• What you will do: Transcribe each record exactly. Include every one.

## BEGIN Material for this exercise

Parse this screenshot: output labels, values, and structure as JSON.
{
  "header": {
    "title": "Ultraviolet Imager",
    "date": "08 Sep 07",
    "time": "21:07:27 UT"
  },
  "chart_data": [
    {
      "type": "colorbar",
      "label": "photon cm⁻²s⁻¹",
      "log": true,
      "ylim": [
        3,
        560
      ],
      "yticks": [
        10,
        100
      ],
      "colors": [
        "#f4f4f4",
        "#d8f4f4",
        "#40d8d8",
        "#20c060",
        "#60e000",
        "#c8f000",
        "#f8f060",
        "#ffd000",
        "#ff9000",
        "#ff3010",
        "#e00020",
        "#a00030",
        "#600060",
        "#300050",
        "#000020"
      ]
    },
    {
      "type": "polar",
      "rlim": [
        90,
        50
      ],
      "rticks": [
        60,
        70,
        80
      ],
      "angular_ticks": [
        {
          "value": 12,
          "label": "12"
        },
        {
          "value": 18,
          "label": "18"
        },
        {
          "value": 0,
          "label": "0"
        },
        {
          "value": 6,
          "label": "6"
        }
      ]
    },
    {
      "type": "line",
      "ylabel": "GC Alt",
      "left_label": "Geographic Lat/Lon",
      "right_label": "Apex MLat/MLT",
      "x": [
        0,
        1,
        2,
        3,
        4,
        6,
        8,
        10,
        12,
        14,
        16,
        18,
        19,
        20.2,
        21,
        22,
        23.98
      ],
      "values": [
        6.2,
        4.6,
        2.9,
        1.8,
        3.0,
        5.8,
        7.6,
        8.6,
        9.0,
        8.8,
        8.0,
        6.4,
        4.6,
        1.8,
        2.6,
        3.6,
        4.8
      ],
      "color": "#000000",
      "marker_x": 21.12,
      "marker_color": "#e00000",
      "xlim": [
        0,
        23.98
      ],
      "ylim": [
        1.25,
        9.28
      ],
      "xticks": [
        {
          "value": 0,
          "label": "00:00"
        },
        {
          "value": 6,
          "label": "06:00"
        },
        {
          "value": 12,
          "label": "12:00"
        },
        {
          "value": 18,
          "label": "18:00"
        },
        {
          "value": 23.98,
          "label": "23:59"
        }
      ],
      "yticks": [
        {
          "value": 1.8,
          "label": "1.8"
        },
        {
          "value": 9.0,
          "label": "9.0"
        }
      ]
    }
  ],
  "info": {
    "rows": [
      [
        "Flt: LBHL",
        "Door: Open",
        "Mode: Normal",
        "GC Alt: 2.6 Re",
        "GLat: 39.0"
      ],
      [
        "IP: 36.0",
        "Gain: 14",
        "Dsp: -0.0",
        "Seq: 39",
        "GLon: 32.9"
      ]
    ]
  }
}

## END Material for this exercise

• Result:
Parse this screenshot: output labels, values, and structure as JSON.
{
  "header": {
    "title": "Ultraviolet Imager",
    "date": "08 Sep 07",
    "time": "21:07:27 UT"
  },
  "chart_data": [
    {
      "type": "colorbar",
      "label": "photon cm⁻²s⁻¹",
      "log": true,
      "ylim": [
        3,
        560
      ],
      "yticks": [
        10,
        100
      ],
      "colors": [
        "#f4f4f4",
        "#d8f4f4",
        "#40d8d8",
        "#20c060",
        "#60e000",
        "#c8f000",
        "#f8f060",
        "#ffd000",
        "#ff9000",
        "#ff3010",
        "#e00020",
        "#a00030",
        "#600060",
        "#300050",
        "#000020"
      ]
    },
    {
      "type": "polar",
      "rlim": [
        90,
        50
      ],
      "rticks": [
        60,
        70,
        80
      ],
      "angular_ticks": [
        {
          "value": 12,
          "label": "12"
        },
        {
          "value": 18,
          "label": "18"
        },
        {
          "value": 0,
          "label": "0"
        },
        {
          "value": 6,
          "label": "6"
        }
      ]
    },
    {
      "type": "line",
      "ylabel": "GC Alt",
      "left_label": "Geographic Lat/Lon",
      "right_label": "Apex MLat/MLT",
      "x": [
        0,
        1,
        2,
        3,
        4,
        6,
        8,
        10,
        12,
        14,
        16,
        18,
        19,
        20.2,
        21,
        22,
        23.98
      ],
      "values": [
        6.2,
        4.6,
        2.9,
        1.8,
        3.0,
        5.8,
        7.6,
        8.6,
        9.0,
        8.8,
        8.0,
        6.4,
        4.6,
        1.8,
        2.6,
        3.6,
        4.8
      ],
      "color": "#000000",
      "marker_x": 21.12,
      "marker_color": "#e00000",
      "xlim": [
        0,
        23.98
      ],
      "ylim": [
        1.25,
        9.28
      ],
      "xticks": [
        {
          "value": 0,
          "label": "00:00"
        },
        {
          "value": 6,
          "label": "06:00"
        },
        {
          "value": 12,
          "label": "12:00"
        },
        {
          "value": 18,
          "label": "18:00"
        },
        {
          "value": 23.98,
          "label": "23:59"
        }
      ],
      "yticks": [
        {
          "value": 1.8,
          "label": "1.8"
        },
        {
          "value": 9.0,
          "label": "9.0"
        }
      ]
    }
  ],
  "info": {
    "rows": [
      [
        "Flt: LBHL",
        "Door: Open",
        "Mode: Normal",
        "GC Alt: 2.6 Re",
        "GLat: 39.0"
      ],
      [
        "IP: 36.0",
        "Gain: 14",
        "Dsp: -0.0",
        "Seq: 39",
        "GLon: 32.9"
      ]
    ]
  }
}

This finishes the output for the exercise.